··· Passage ···

Yes. In particular, this could be useful when writing an interactive
interpreter. However, it seems like you'd want just a single "dynamic"
type, rather than a bunch of them; that way, you could mix up your
new dynamic things through "if"s without the system complaining.
> Have I explained the compile-type-stack method of compile time type checking
> and polymorphism? It's very nice, and fits in elegantly with Forth.
Maybe you have ... I'm not sure ...
> >- "iepos" (Brent Kerby)
>
> -Billy
One other thing relevant to type-checking ... I think it would be useful
if the user could assert what types of things are on the stack.
Maybe something like FORTH stack-comments:
( inputtypes -- outputtypes )
Except that the system would enforce them. But, maybe we'd want to avoid
the same syntax as ordinary comments (with parentheses), since
stack-comments would no longer really be just comments.
Ahh... one other thing... We are going to need more than just a few
primitive types, such as "int", "float", and "boolean". We'll
need whole schemes of types for programs-pushing and program-popping
programs. We might use Joy's convention and say that if
int -- float
is the type of a program that takes a int and yields a float, then
-- [int -- float]
is a program that pushes such a program. We might allow the "--" to
be omitted when there are no inputs, so that we'd say "int" instead
of "-- int". Or, we could use the approach brought up earlier
of not using "--", but instead using "-" (and maybe "+"), using
something like
-int -int +int
for the type of "+", "-", "*", "/", etc.
Oh, and one other thing... what about out-of-bounds exceptions for
arrays? It would be cool if the type system could be made strong
enough so that it could be guaranteed at compile-time that array
fetches and stores were always in-bounds. But, that sounds tricky;
I don't think I'd attempt it yet. But, it's an interesting idea
to keep in mind ...
- "iepos" (Brent Kerby)
wtanksley@bigfoot.com — 2000-05-14 00:58:57
From:
iepos@... [mailto:
iepos@...]
>> >Thus, I've been thinking about adding some type-checking. But,
>> >I've run into a brick wall. I realized that if we have branching,
>> >it is sometimes impossible to tell at compile-time what the types
>> >of things on the stack will be.
>> Not entirely correct. It's possible to require nearly
>> perfect compile-time
>> type knowledge, although it requires the programmer to take
>> a little more care in designing his programs.
>Yes. That was the kind of thing I was thinking of doing... Okay,
>here's one rule the system might enforce: the two branches of an
>"if" must always have the same type, taking the same type inputs and
>giving the same type outputs. The important thing is that after
>the "if" is finished, the compiler must know what types are then on
>the stack, regardless of which branch was chosen.
That sounds reasonable.

··· Given data ···

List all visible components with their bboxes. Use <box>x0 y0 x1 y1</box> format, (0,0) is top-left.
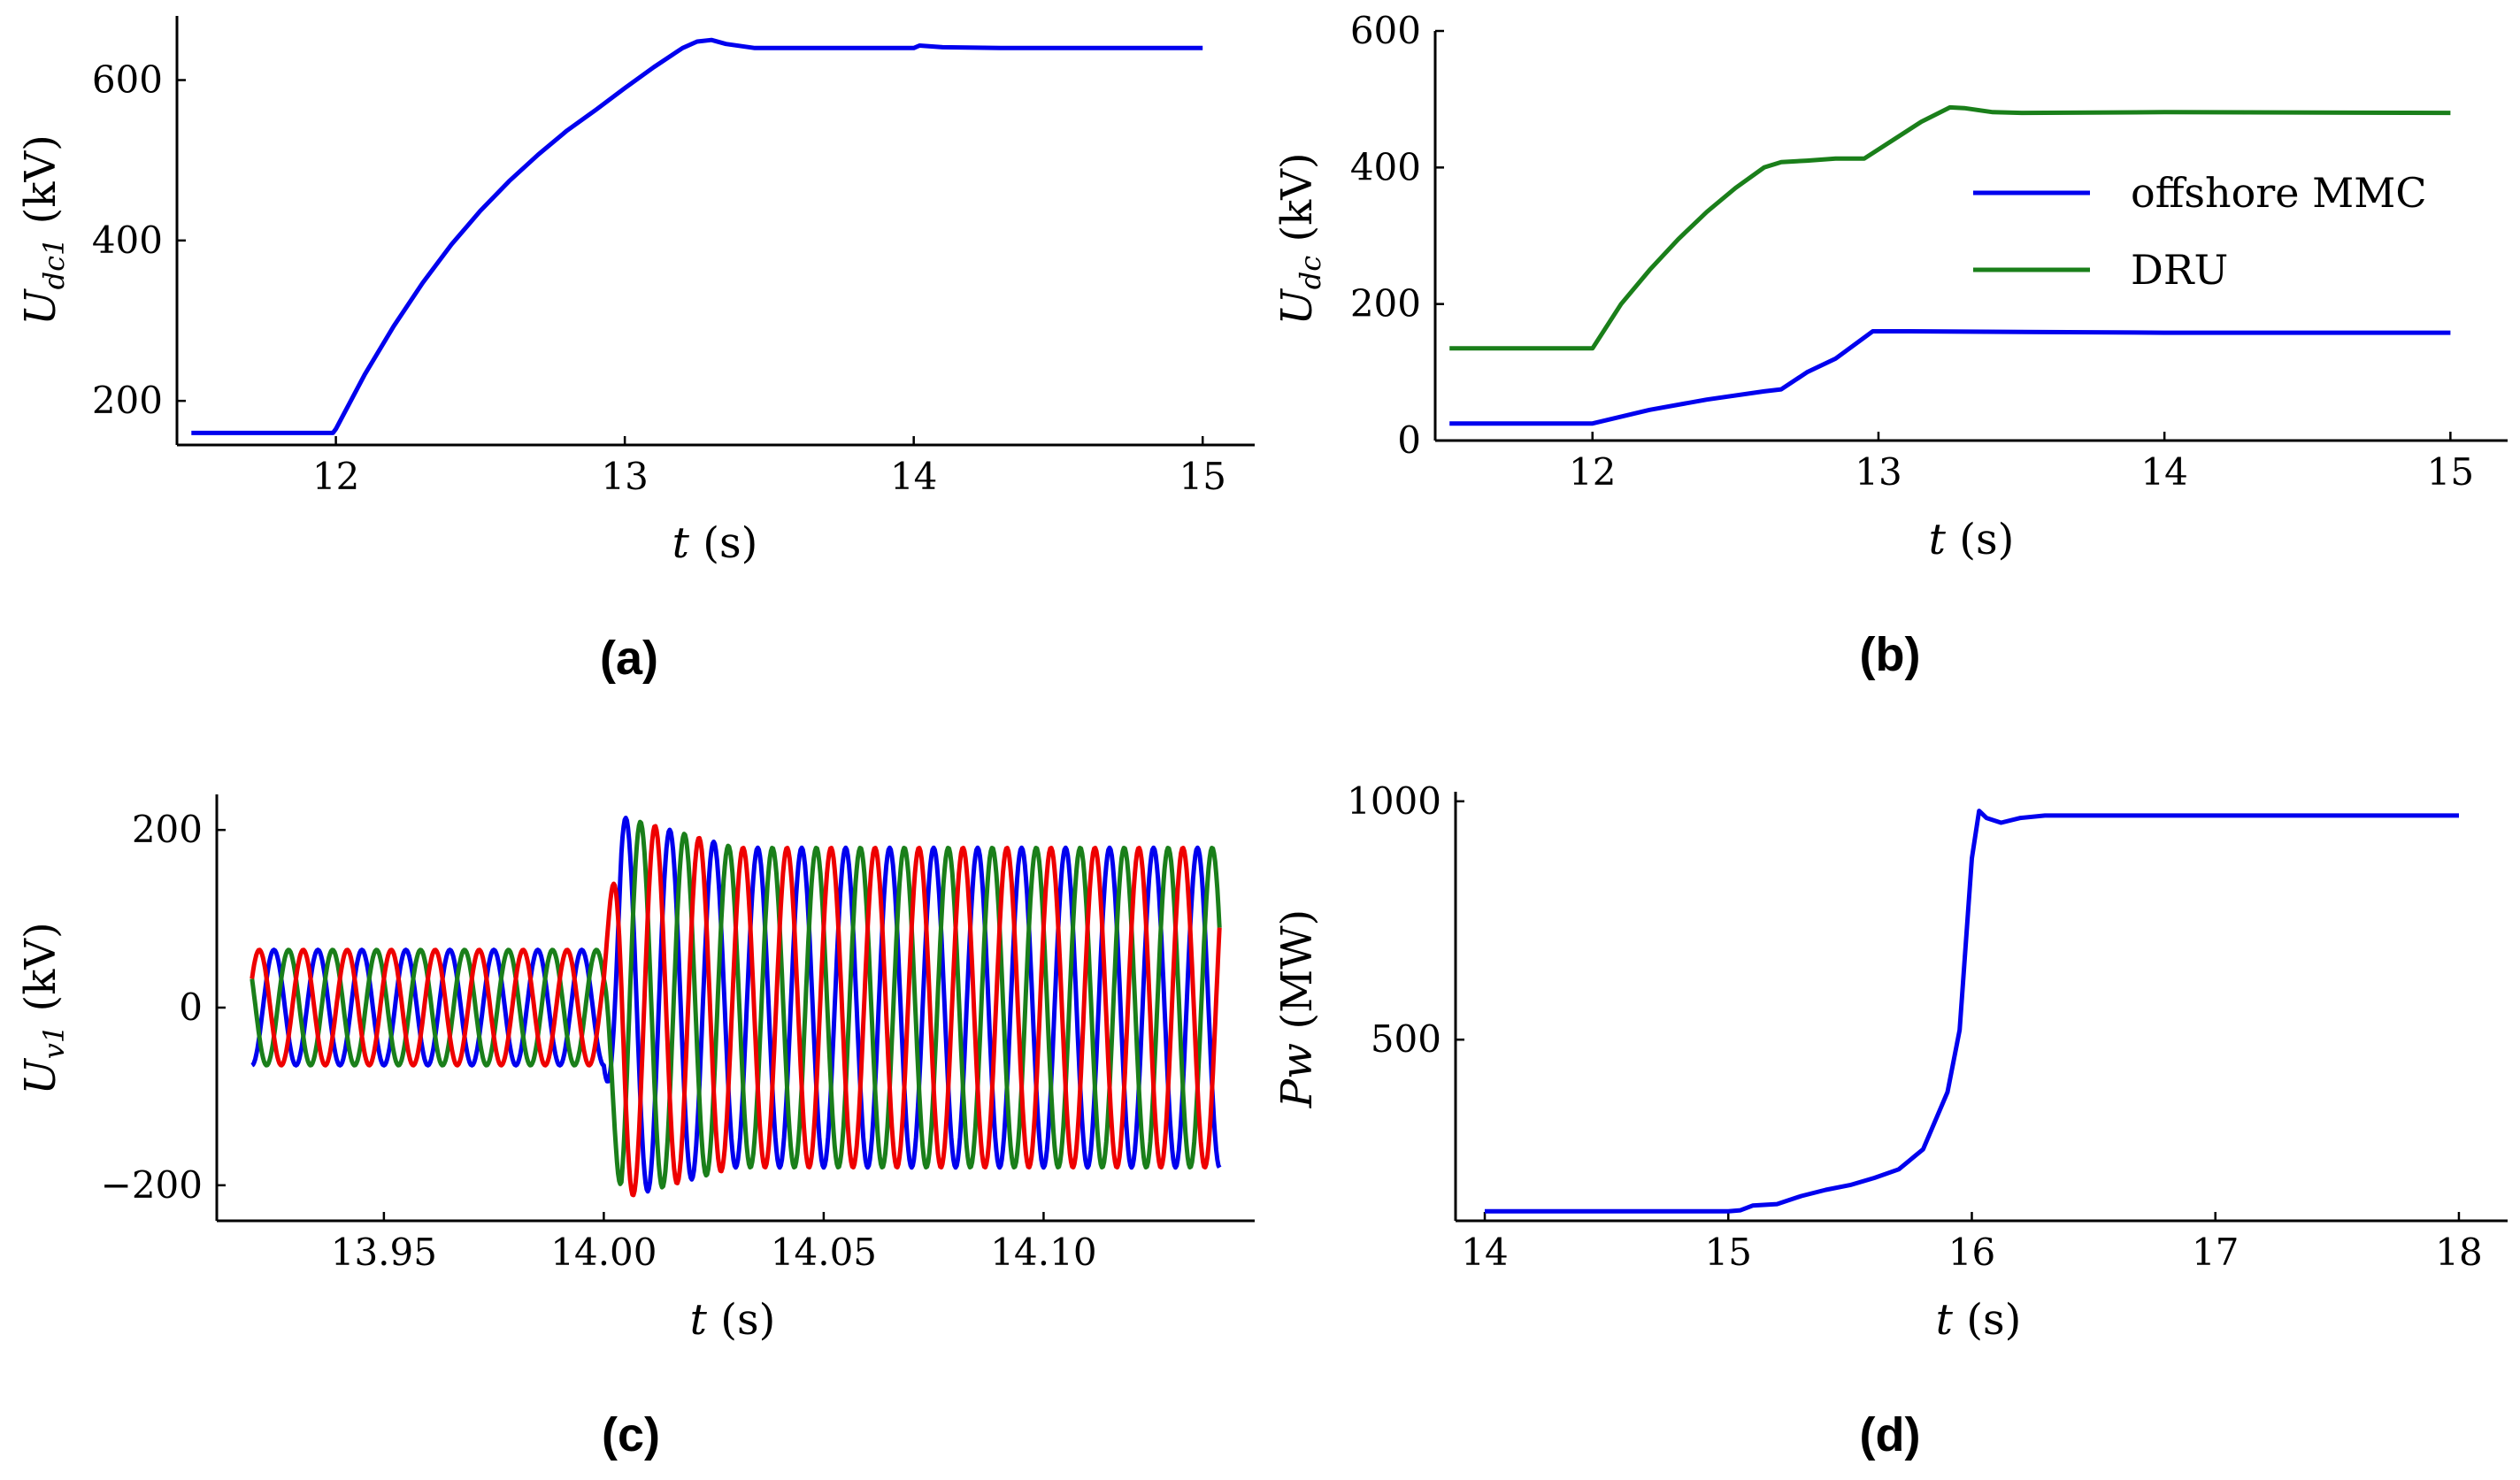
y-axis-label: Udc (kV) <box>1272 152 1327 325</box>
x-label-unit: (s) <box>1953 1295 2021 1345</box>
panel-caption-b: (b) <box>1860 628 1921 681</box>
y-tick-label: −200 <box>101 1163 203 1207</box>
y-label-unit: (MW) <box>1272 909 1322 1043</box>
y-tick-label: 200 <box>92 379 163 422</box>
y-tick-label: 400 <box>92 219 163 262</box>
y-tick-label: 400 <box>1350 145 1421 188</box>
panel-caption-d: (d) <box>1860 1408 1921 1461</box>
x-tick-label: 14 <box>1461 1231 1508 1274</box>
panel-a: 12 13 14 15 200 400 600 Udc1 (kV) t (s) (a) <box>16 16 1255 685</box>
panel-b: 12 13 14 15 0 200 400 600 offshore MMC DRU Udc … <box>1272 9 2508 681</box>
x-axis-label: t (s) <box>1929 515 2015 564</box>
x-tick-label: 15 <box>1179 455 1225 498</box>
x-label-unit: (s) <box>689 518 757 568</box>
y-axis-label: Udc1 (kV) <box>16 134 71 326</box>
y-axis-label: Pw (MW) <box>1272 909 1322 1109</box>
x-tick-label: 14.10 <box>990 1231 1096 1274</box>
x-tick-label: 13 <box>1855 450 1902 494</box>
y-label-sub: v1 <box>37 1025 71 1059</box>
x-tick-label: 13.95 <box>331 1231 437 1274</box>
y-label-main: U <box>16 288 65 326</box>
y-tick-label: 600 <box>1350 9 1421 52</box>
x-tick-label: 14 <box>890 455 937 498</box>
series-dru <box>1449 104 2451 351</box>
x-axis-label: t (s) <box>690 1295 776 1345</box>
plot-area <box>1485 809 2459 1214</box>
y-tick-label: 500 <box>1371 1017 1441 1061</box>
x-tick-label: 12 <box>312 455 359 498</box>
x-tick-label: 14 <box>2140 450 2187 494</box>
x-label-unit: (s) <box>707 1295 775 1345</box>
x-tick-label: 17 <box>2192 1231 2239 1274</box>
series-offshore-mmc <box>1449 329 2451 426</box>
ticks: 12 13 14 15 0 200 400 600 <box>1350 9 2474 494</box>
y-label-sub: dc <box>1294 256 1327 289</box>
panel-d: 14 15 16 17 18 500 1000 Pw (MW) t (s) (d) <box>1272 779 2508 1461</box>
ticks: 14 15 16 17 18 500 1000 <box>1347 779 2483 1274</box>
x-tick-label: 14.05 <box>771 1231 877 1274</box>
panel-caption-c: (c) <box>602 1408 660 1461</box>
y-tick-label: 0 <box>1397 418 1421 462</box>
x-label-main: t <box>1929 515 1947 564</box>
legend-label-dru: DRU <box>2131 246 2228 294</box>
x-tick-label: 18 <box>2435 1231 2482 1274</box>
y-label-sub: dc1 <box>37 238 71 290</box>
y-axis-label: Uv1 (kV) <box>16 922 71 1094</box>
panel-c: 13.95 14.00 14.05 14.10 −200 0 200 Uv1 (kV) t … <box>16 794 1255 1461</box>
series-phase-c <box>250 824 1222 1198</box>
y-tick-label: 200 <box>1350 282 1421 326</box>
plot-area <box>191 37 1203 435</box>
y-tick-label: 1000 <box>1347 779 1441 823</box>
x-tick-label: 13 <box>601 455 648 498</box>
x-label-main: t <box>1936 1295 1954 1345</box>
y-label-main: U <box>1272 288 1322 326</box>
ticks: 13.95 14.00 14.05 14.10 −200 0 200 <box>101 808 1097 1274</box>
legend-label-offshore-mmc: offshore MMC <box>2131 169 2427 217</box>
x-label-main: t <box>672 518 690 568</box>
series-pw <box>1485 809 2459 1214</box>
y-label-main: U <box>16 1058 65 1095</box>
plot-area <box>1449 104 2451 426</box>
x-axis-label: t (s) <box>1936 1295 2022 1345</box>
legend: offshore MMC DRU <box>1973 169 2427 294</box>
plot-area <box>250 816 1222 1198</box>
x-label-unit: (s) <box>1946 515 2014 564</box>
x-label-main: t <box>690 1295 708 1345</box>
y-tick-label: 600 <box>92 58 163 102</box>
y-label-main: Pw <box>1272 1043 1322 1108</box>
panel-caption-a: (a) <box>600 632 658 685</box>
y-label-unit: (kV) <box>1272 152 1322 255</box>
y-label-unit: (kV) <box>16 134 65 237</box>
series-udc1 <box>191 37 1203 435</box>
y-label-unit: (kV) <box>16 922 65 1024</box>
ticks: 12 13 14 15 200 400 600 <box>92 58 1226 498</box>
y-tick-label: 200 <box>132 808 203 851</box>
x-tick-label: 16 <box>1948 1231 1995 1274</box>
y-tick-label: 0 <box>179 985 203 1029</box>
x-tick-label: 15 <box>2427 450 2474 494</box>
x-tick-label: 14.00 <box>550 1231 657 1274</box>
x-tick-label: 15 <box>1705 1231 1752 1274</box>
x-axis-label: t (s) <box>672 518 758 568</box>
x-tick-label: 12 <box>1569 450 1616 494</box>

···
··· Given data ···

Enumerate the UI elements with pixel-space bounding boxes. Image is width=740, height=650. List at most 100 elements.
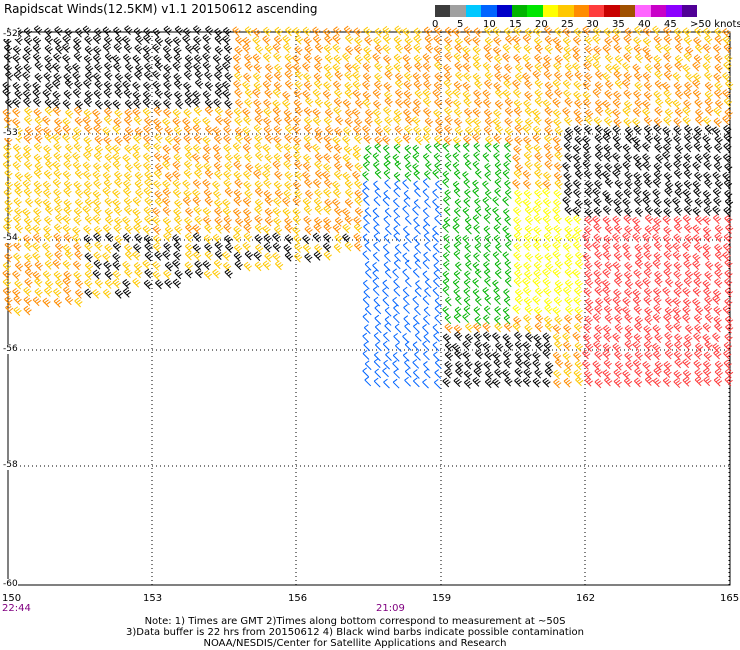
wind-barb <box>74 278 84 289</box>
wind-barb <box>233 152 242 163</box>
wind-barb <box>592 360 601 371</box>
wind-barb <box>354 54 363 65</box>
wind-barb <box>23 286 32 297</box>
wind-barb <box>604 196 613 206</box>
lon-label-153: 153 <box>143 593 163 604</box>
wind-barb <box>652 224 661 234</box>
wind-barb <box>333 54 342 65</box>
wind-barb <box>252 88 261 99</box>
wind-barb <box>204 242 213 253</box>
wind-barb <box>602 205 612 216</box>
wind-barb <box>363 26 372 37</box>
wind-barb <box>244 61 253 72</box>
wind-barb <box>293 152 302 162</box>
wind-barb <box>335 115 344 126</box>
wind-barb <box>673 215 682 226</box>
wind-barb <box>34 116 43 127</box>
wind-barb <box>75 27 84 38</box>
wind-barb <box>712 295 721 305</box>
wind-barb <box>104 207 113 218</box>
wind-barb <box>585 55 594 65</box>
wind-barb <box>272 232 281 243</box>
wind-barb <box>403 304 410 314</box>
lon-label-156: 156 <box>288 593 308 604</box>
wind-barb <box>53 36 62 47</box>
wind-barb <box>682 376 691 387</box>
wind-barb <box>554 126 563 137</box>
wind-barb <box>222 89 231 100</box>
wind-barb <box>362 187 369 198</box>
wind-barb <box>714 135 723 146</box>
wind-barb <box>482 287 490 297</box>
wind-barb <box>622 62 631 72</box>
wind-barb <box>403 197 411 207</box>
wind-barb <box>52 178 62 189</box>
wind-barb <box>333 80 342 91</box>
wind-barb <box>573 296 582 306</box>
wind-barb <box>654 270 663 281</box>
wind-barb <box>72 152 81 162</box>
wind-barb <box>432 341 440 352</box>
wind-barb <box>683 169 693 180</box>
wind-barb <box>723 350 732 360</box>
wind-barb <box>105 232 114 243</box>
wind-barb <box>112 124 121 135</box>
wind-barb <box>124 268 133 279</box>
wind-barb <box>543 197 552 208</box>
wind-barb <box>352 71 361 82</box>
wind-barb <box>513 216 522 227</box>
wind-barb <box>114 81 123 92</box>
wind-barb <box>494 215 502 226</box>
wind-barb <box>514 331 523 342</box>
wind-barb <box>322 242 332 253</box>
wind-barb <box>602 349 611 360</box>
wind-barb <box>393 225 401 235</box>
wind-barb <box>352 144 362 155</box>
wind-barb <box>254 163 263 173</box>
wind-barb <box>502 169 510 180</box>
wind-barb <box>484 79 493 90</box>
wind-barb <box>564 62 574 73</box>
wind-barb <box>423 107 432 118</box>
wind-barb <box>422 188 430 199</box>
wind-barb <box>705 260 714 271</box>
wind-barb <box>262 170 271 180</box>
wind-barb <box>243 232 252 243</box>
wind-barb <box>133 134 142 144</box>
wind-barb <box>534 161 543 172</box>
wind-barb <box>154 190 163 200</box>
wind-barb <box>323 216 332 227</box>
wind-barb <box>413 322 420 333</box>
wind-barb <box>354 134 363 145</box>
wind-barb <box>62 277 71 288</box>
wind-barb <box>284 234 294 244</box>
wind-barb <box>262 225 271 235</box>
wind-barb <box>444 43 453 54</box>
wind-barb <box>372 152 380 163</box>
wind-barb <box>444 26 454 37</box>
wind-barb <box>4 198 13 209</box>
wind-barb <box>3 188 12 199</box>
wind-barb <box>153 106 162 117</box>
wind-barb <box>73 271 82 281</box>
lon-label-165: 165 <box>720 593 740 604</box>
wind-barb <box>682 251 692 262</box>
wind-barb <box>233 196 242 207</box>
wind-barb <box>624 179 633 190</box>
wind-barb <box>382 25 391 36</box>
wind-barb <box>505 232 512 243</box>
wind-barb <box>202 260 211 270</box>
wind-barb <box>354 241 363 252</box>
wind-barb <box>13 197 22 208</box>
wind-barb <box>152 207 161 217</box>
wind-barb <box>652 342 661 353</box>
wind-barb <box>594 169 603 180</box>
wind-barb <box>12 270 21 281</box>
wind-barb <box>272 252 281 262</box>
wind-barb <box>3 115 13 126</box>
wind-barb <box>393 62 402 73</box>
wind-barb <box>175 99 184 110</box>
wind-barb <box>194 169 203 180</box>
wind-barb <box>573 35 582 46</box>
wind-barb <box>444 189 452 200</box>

···
··· Given data ···

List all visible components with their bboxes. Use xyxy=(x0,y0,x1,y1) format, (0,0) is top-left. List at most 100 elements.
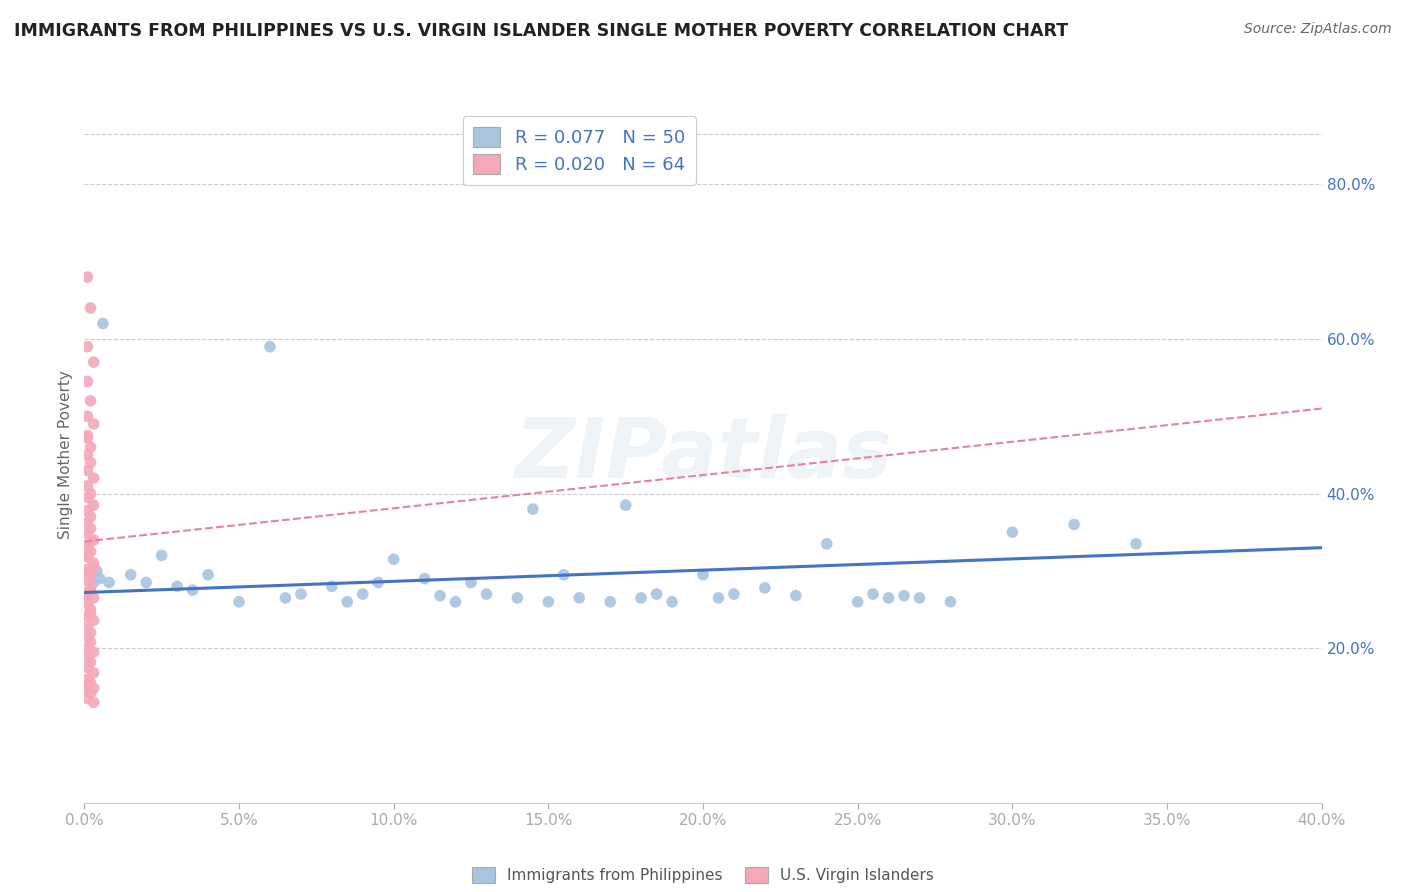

···

(Set problem): In the type-checking thread above, what rule is proposed for the two branches of an "if"?

(Answer to the exercise): The two branches must always have the same type, taking the same type inputs and giving the same type outputs.